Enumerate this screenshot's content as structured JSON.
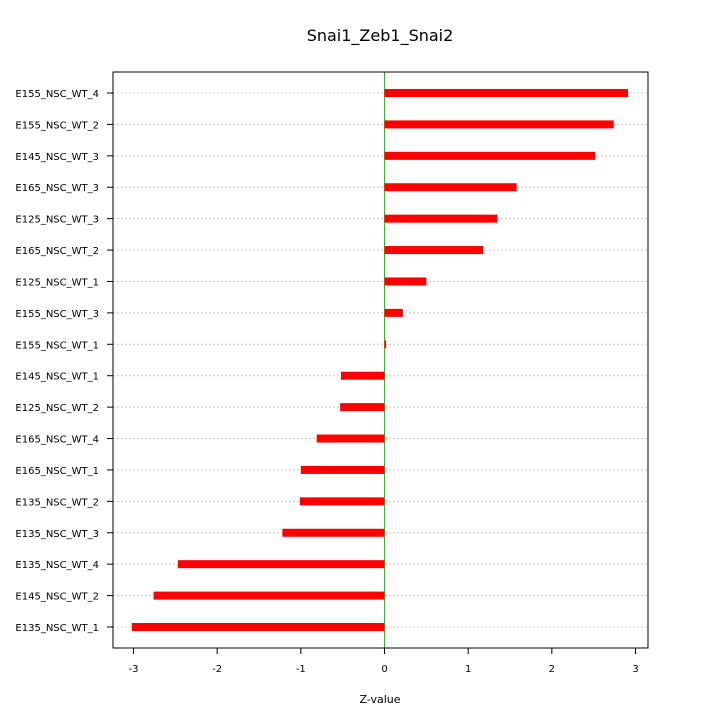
{
  "chart_data": {
    "type": "bar",
    "orientation": "horizontal",
    "title": "Snai1_Zeb1_Snai2",
    "xlabel": "Z-value",
    "ylabel": "",
    "xlim": [
      -3.0,
      3.0
    ],
    "x_ticks": [
      -3,
      -2,
      -1,
      0,
      1,
      2,
      3
    ],
    "x_tick_labels": [
      "-3",
      "-2",
      "-1",
      "0",
      "1",
      "2",
      "3"
    ],
    "grid": "horizontal dotted lines at each category",
    "zero_line": true,
    "categories": [
      "E155_NSC_WT_4",
      "E155_NSC_WT_2",
      "E145_NSC_WT_3",
      "E165_NSC_WT_3",
      "E125_NSC_WT_3",
      "E165_NSC_WT_2",
      "E125_NSC_WT_1",
      "E155_NSC_WT_3",
      "E155_NSC_WT_1",
      "E145_NSC_WT_1",
      "E125_NSC_WT_2",
      "E165_NSC_WT_4",
      "E165_NSC_WT_1",
      "E135_NSC_WT_2",
      "E135_NSC_WT_3",
      "E135_NSC_WT_4",
      "E145_NSC_WT_2",
      "E135_NSC_WT_1"
    ],
    "values": [
      2.91,
      2.74,
      2.52,
      1.58,
      1.35,
      1.18,
      0.5,
      0.22,
      0.02,
      -0.52,
      -0.53,
      -0.81,
      -1.0,
      -1.01,
      -1.22,
      -2.47,
      -2.76,
      -3.02
    ],
    "colors": {
      "bar": "#ff0000",
      "zero_line": "#00dd00",
      "grid": "#c8c8c8",
      "axis": "#000000"
    }
  }
}
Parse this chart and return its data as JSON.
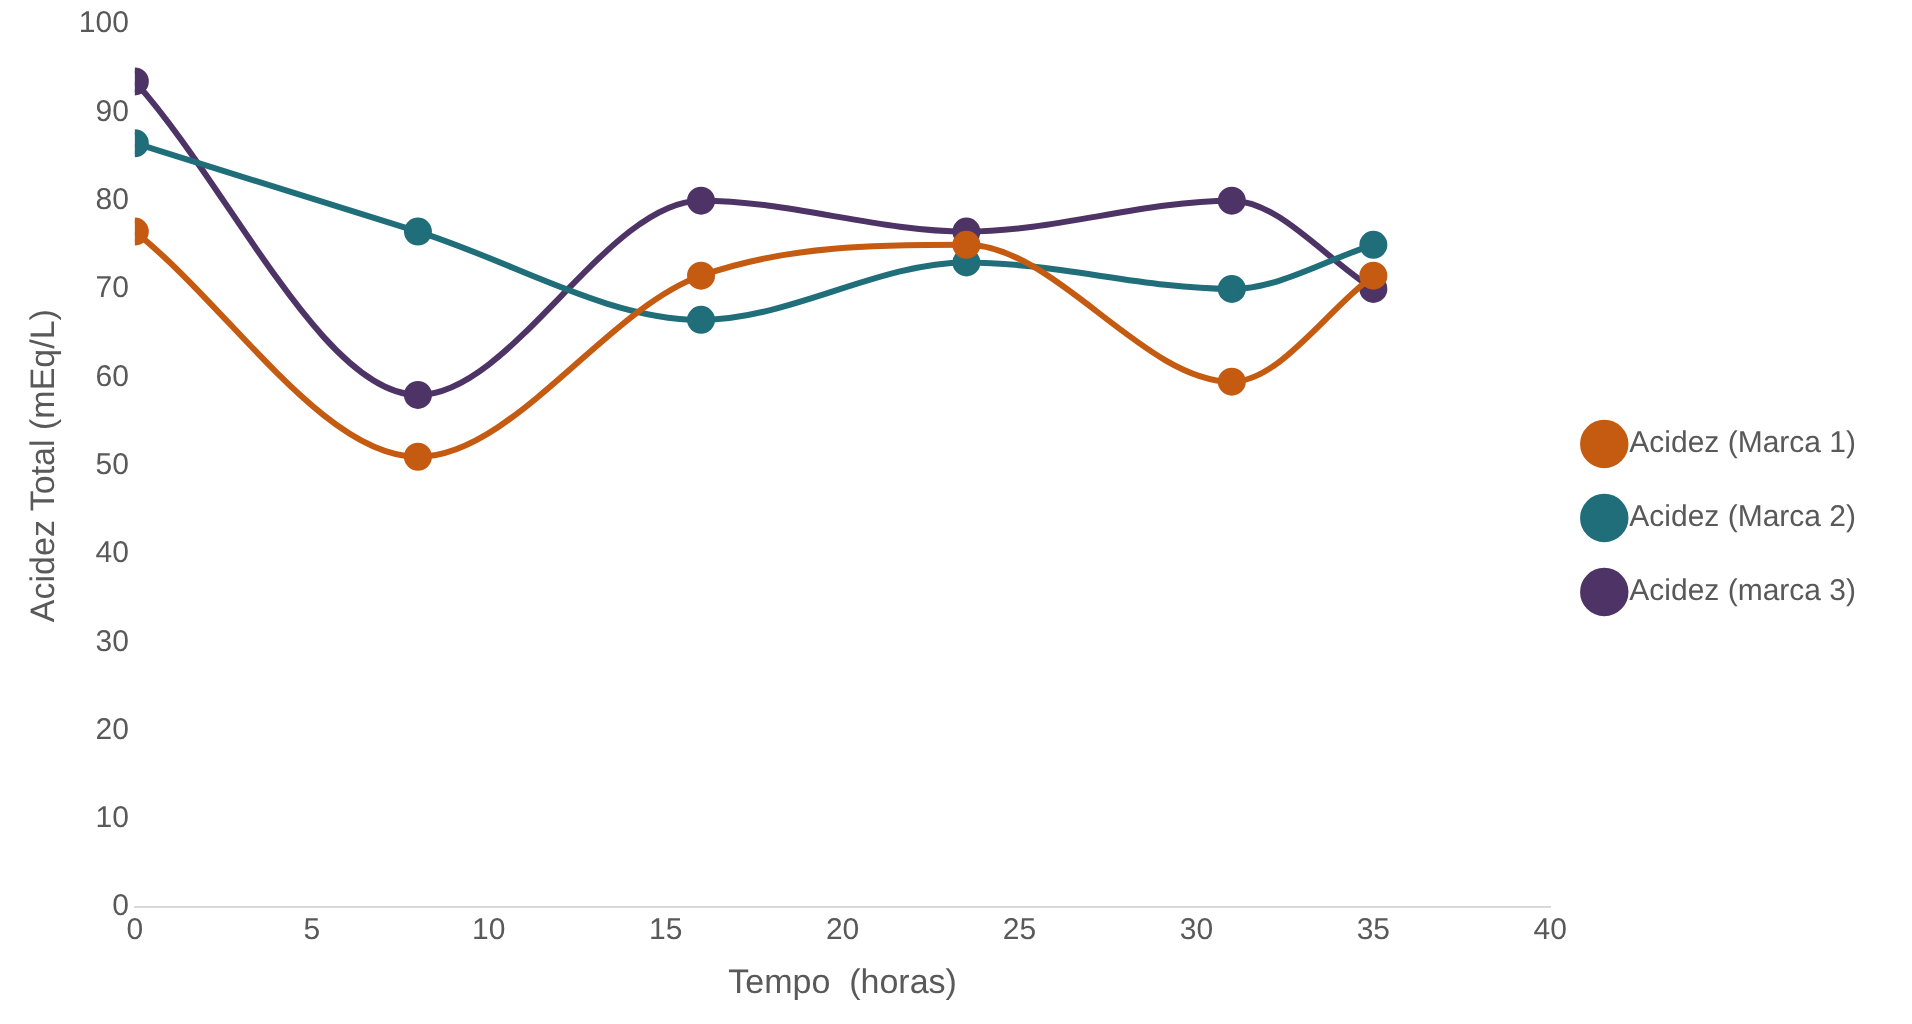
{
  "chart_data": {
    "type": "line",
    "xlabel": "Tempo  (horas)",
    "ylabel": "Acidez Total (mEq/L)",
    "xlim": [
      0,
      40
    ],
    "xticks": [
      0,
      5,
      10,
      15,
      20,
      25,
      30,
      35,
      40
    ],
    "ylim": [
      0,
      100
    ],
    "yticks": [
      0,
      10,
      20,
      30,
      40,
      50,
      60,
      70,
      80,
      90,
      100
    ],
    "grid": false,
    "legend": "right",
    "marker": "circle",
    "line_style": "solid",
    "series": [
      {
        "name": "Acidez (Marca 1)",
        "color": "#c55a11",
        "x": [
          0,
          8,
          16,
          23.5,
          31,
          35
        ],
        "values": [
          76.5,
          51,
          71.5,
          75,
          59.5,
          71.5
        ]
      },
      {
        "name": "Acidez (Marca 2)",
        "color": "#1f6e7a",
        "x": [
          0,
          8,
          16,
          23.5,
          31,
          35
        ],
        "values": [
          86.5,
          76.5,
          66.5,
          73,
          70,
          75
        ]
      },
      {
        "name": "Acidez (marca 3)",
        "color": "#4e3466",
        "x": [
          0,
          8,
          16,
          23.5,
          31,
          35
        ],
        "values": [
          93.5,
          58,
          80,
          76.5,
          80,
          70
        ]
      }
    ]
  }
}
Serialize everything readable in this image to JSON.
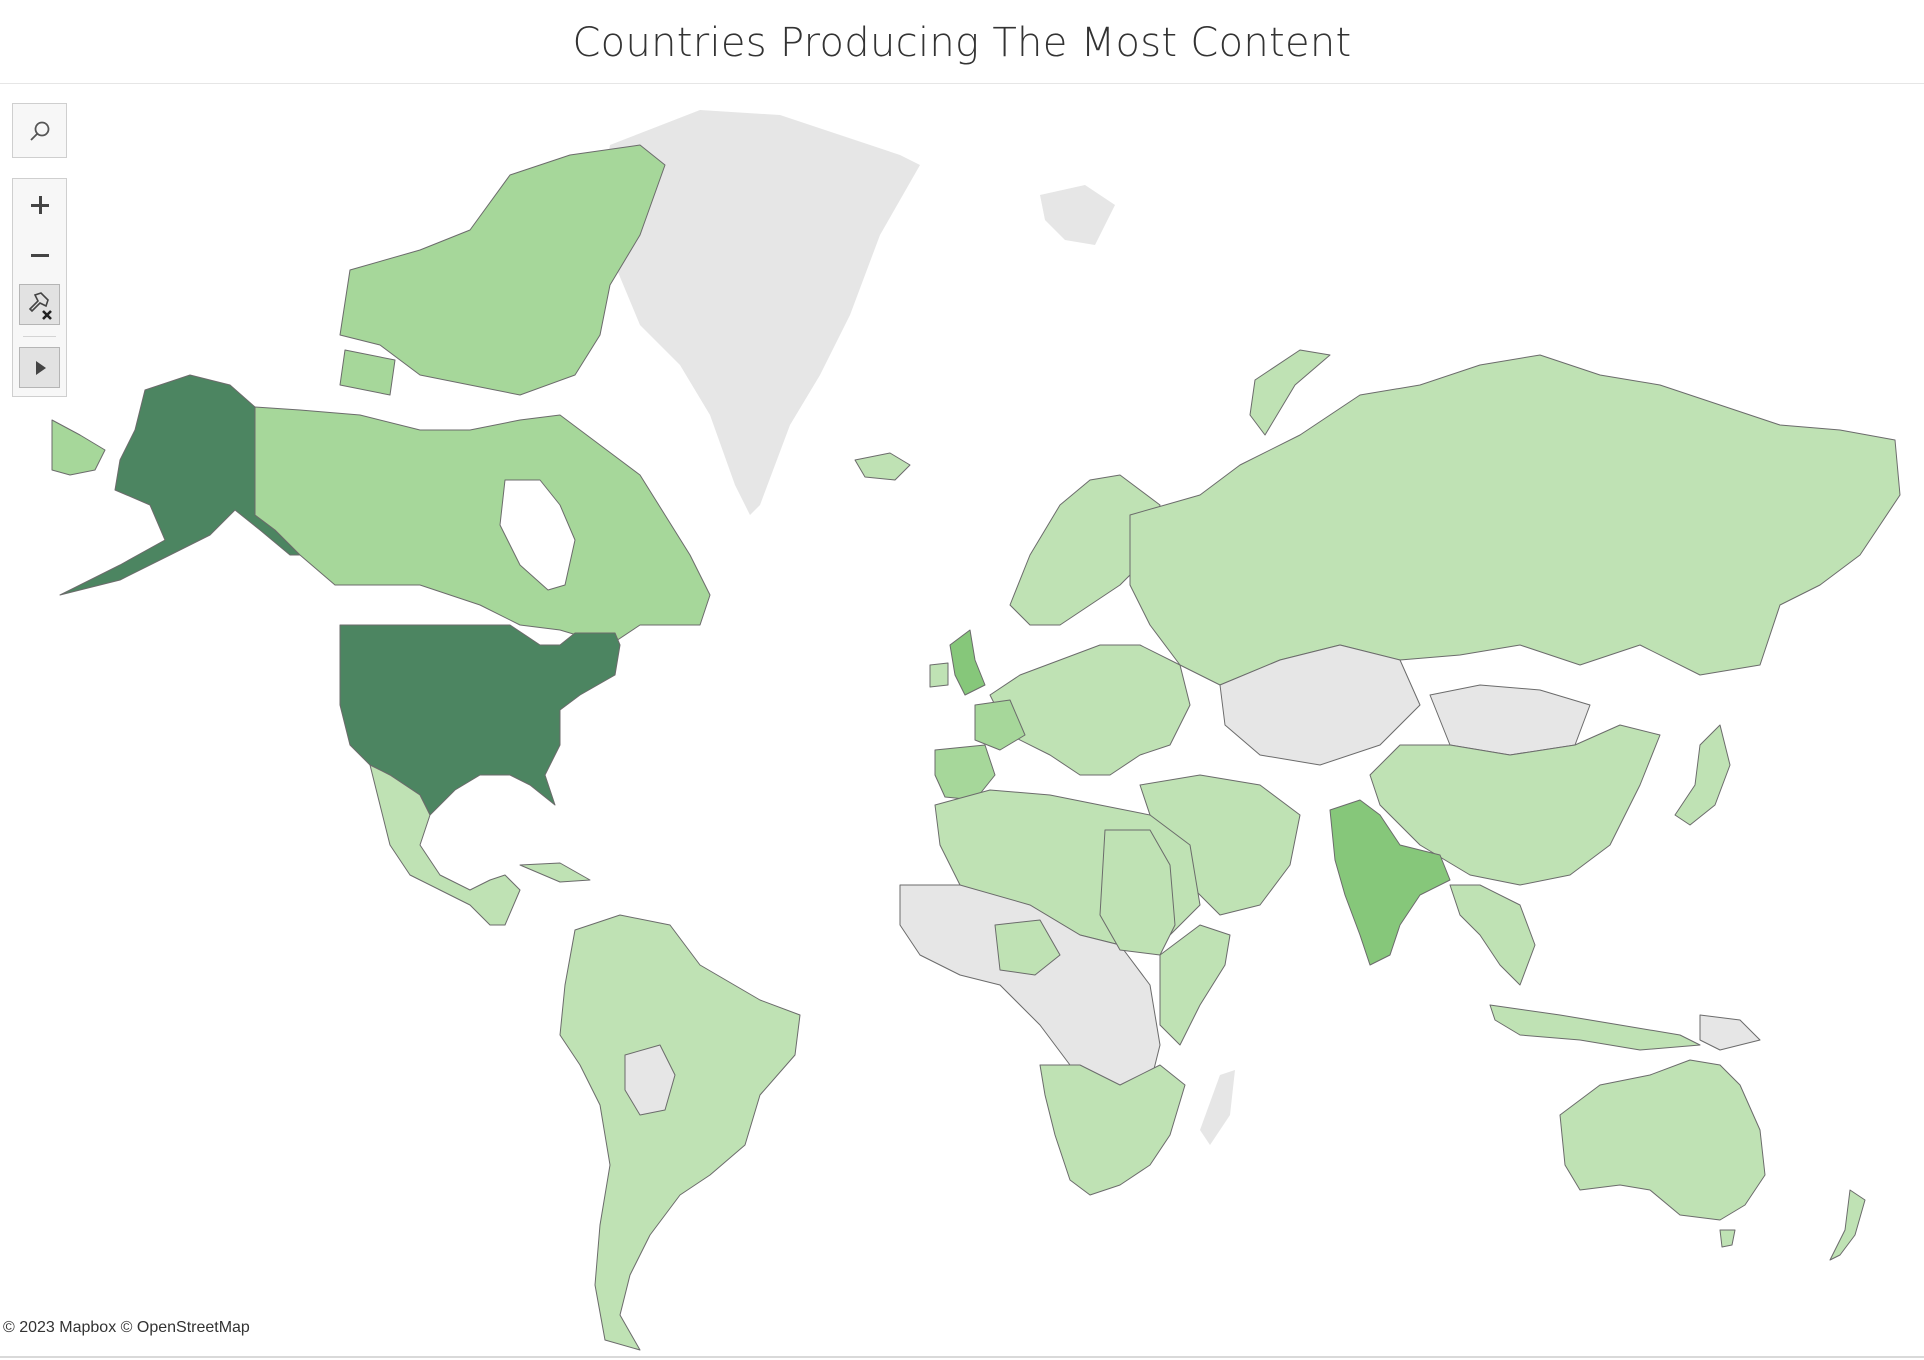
{
  "title": "Countries Producing The Most Content",
  "attribution": "© 2023 Mapbox © OpenStreetMap",
  "legend_scale": {
    "no_data": "#e6e6e6",
    "low": "#bfe2b4",
    "low_mid": "#a6d79a",
    "mid": "#86c77a",
    "high": "#4c8561"
  },
  "map_controls": [
    {
      "name": "search",
      "icon": "search-icon"
    },
    {
      "name": "zoom-in",
      "icon": "plus-icon"
    },
    {
      "name": "zoom-out",
      "icon": "minus-icon"
    },
    {
      "name": "clear-pins",
      "icon": "pin-clear-icon"
    },
    {
      "name": "pan-mode",
      "icon": "play-arrow-icon"
    }
  ],
  "highlighted_regions": [
    {
      "region": "United States",
      "level": "high"
    },
    {
      "region": "India",
      "level": "mid"
    },
    {
      "region": "United Kingdom",
      "level": "mid"
    },
    {
      "region": "Canada",
      "level": "low_mid"
    },
    {
      "region": "Greenland",
      "level": "no_data"
    }
  ]
}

== == ==

- Given request
Your task is to collect every line above that contains the word "this".

- Completed task
Enumerate this screenshot's content as structured JSON.
Parse this chart and return its data as JSON.
Serialize everything readable in this image to JSON.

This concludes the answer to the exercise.